(Saved data entries)

::::::::::

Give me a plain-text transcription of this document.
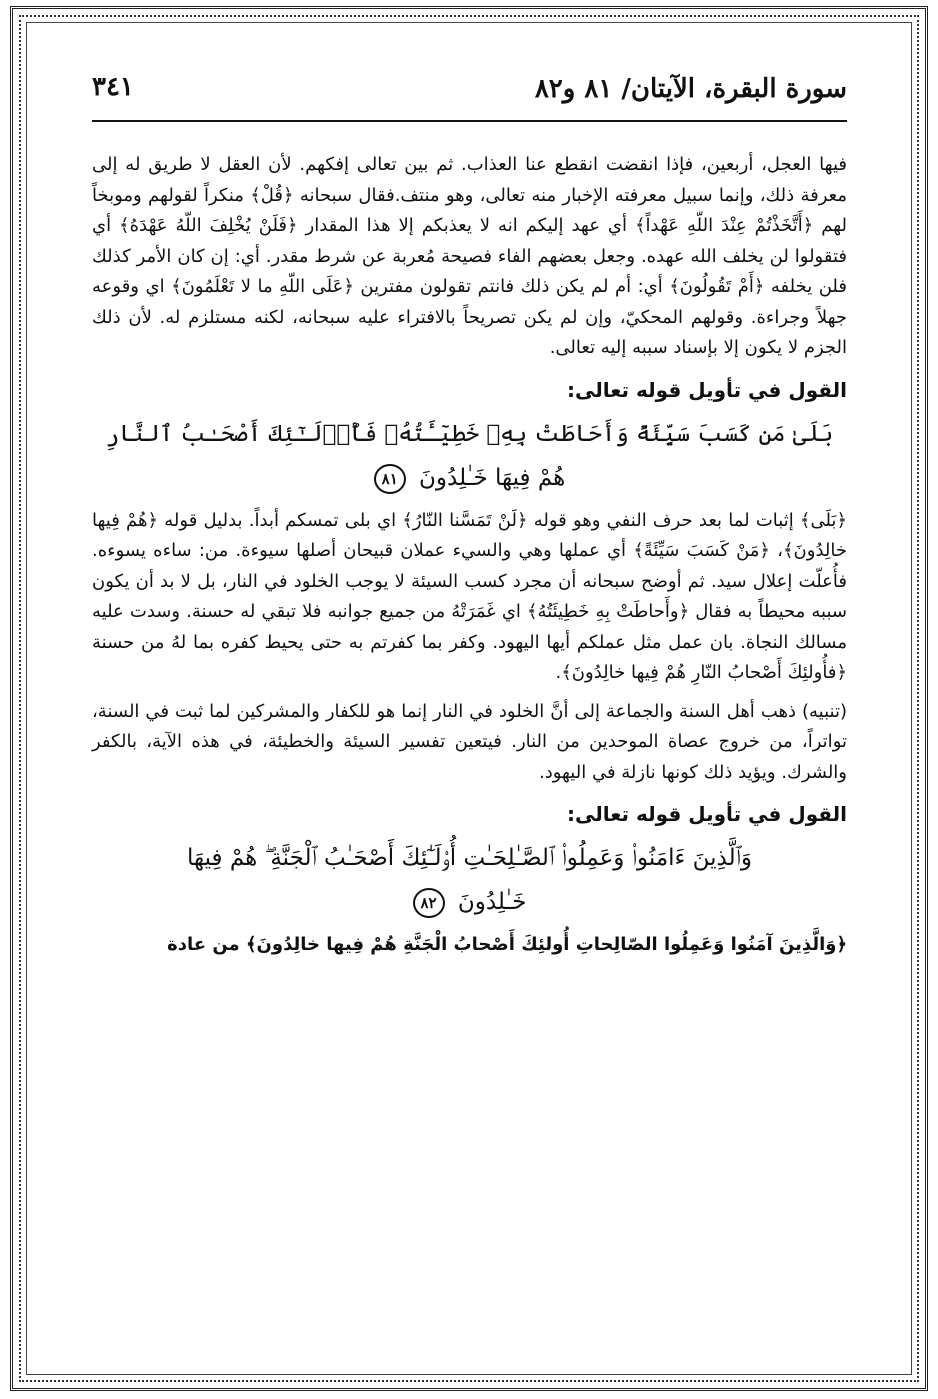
سورة البقرة، الآيتان/ ٨١ و٨٢
٣٤١

فيها العجل، أربعين، فإذا انقضت انقطع عنا العذاب. ثم بين تعالى إفكهم. لأن العقل لا طريق له إلى معرفة ذلك، وإنما سبيل معرفته الإخبار منه تعالى، وهو منتف.فقال سبحانه ﴿قُلْ﴾ منكراً لقولهم وموبخاً لهم ﴿أَتَّخَذْتُمْ عِنْدَ اللّهِ عَهْداً﴾ أي عهد إليكم انه لا يعذبكم إلا هذا المقدار ﴿فَلَنْ يُخْلِفَ اللّهُ عَهْدَهُ﴾ أي فتقولوا لن يخلف الله عهده. وجعل بعضهم الفاء فصيحة مُعربة عن شرط مقدر. أي: إن كان الأمر كذلك فلن يخلفه ﴿أَمْ تَقُولُونَ﴾ أي: أم لم يكن ذلك فانتم تقولون مفترين ﴿عَلَى اللّهِ ما لا تَعْلَمُونَ﴾ اي وقوعه جهلاً وجراءة. وقولهم المحكيّ، وإن لم يكن تصريحاً بالافتراء عليه سبحانه، لكنه مستلزم له. لأن ذلك الجزم لا يكون إلا بإسناد سببه إليه تعالى.

القول في تأويل قوله تعالى:
بَلَىٰ مَن كَسَبَ سَيِّئَةً وَأَحَاطَتْ بِهِۦ خَطِيٓـَٔتُهُۥ فَأُو۟لَـٰٓئِكَ أَصْحَـٰبُ ٱلنَّارِ
هُمْ فِيهَا خَـٰلِدُونَ ٨١

﴿بَلَى﴾ إثبات لما بعد حرف النفي وهو قوله ﴿لَنْ تَمَسَّنا النّارُ﴾ اي بلى تمسكم أبداً. بدليل قوله ﴿هُمْ فِيها خالِدُونَ﴾، ﴿مَنْ كَسَبَ سَيِّئَةً﴾ أي عملها وهي والسيء عملان قبيحان أصلها سيوءة. من: ساءه يسوءه. فأُعلّت إعلال سيد. ثم أوضح سبحانه أن مجرد كسب السيئة لا يوجب الخلود في النار، بل لا بد أن يكون سببه محيطاً به فقال ﴿وأَحاطَتْ بِهِ خَطِيئَتُهُ﴾ اي غَمَرَتْهُ من جميع جوانبه فلا تبقي له حسنة. وسدت عليه مسالك النجاة. بان عمل مثل عملكم أيها اليهود. وكفر بما كفرتم به حتى يحيط كفره بما لهُ من حسنة ﴿فأُولئِكَ أَصْحابُ النّارِ هُمْ فِيها خالِدُونَ﴾.

(تنبيه) ذهب أهل السنة والجماعة إلى أنَّ الخلود في النار إنما هو للكفار والمشركين لما ثبت في السنة، تواتراً، من خروج عصاة الموحدين من النار. فيتعين تفسير السيئة والخطيئة، في هذه الآية، بالكفر والشرك. ويؤيد ذلك كونها نازلة في اليهود.

القول في تأويل قوله تعالى:
وَٱلَّذِينَ ءَامَنُوا۟ وَعَمِلُوا۟ ٱلصَّـٰلِحَـٰتِ أُو۟لَـٰٓئِكَ أَصْحَـٰبُ ٱلْجَنَّةِ ۖ هُمْ فِيهَا
خَـٰلِدُونَ ٨٢

﴿وَالَّذِينَ آمَنُوا وَعَمِلُوا الصّالِحاتِ أُولئِكَ أَصْحابُ الْجَنَّةِ هُمْ فِيها خالِدُونَ﴾ من عادة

::::::::::

Copy every entry exactly as written. Pictures are excluded.

--- Task answer ---
Give me a plain-text transcription of this document.
سورة البقرة، الآيتان/ ٨١ و٨٢
٣٤١

فيها العجل، أربعين، فإذا انقضت انقطع عنا العذاب. ثم بين تعالى إفكهم. لأن العقل لا طريق له إلى معرفة ذلك، وإنما سبيل معرفته الإخبار منه تعالى، وهو منتف.فقال سبحانه ﴿قُلْ﴾ منكراً لقولهم وموبخاً لهم ﴿أَتَّخَذْتُمْ عِنْدَ اللّهِ عَهْداً﴾ أي عهد إليكم انه لا يعذبكم إلا هذا المقدار ﴿فَلَنْ يُخْلِفَ اللّهُ عَهْدَهُ﴾ أي فتقولوا لن يخلف الله عهده. وجعل بعضهم الفاء فصيحة مُعربة عن شرط مقدر. أي: إن كان الأمر كذلك فلن يخلفه ﴿أَمْ تَقُولُونَ﴾ أي: أم لم يكن ذلك فانتم تقولون مفترين ﴿عَلَى اللّهِ ما لا تَعْلَمُونَ﴾ اي وقوعه جهلاً وجراءة. وقولهم المحكيّ، وإن لم يكن تصريحاً بالافتراء عليه سبحانه، لكنه مستلزم له. لأن ذلك الجزم لا يكون إلا بإسناد سببه إليه تعالى.

القول في تأويل قوله تعالى:
بَلَىٰ مَن كَسَبَ سَيِّئَةً وَأَحَاطَتْ بِهِۦ خَطِيٓـَٔتُهُۥ فَأُو۟لَـٰٓئِكَ أَصْحَـٰبُ ٱلنَّارِ
هُمْ فِيهَا خَـٰلِدُونَ ٨١

﴿بَلَى﴾ إثبات لما بعد حرف النفي وهو قوله ﴿لَنْ تَمَسَّنا النّارُ﴾ اي بلى تمسكم أبداً. بدليل قوله ﴿هُمْ فِيها خالِدُونَ﴾، ﴿مَنْ كَسَبَ سَيِّئَةً﴾ أي عملها وهي والسيء عملان قبيحان أصلها سيوءة. من: ساءه يسوءه. فأُعلّت إعلال سيد. ثم أوضح سبحانه أن مجرد كسب السيئة لا يوجب الخلود في النار، بل لا بد أن يكون سببه محيطاً به فقال ﴿وأَحاطَتْ بِهِ خَطِيئَتُهُ﴾ اي غَمَرَتْهُ من جميع جوانبه فلا تبقي له حسنة. وسدت عليه مسالك النجاة. بان عمل مثل عملكم أيها اليهود. وكفر بما كفرتم به حتى يحيط كفره بما لهُ من حسنة ﴿فأُولئِكَ أَصْحابُ النّارِ هُمْ فِيها خالِدُونَ﴾.

(تنبيه) ذهب أهل السنة والجماعة إلى أنَّ الخلود في النار إنما هو للكفار والمشركين لما ثبت في السنة، تواتراً، من خروج عصاة الموحدين من النار. فيتعين تفسير السيئة والخطيئة، في هذه الآية، بالكفر والشرك. ويؤيد ذلك كونها نازلة في اليهود.

القول في تأويل قوله تعالى:
وَٱلَّذِينَ ءَامَنُوا۟ وَعَمِلُوا۟ ٱلصَّـٰلِحَـٰتِ أُو۟لَـٰٓئِكَ أَصْحَـٰبُ ٱلْجَنَّةِ ۖ هُمْ فِيهَا
خَـٰلِدُونَ ٨٢

﴿وَالَّذِينَ آمَنُوا وَعَمِلُوا الصّالِحاتِ أُولئِكَ أَصْحابُ الْجَنَّةِ هُمْ فِيها خالِدُونَ﴾ من عادة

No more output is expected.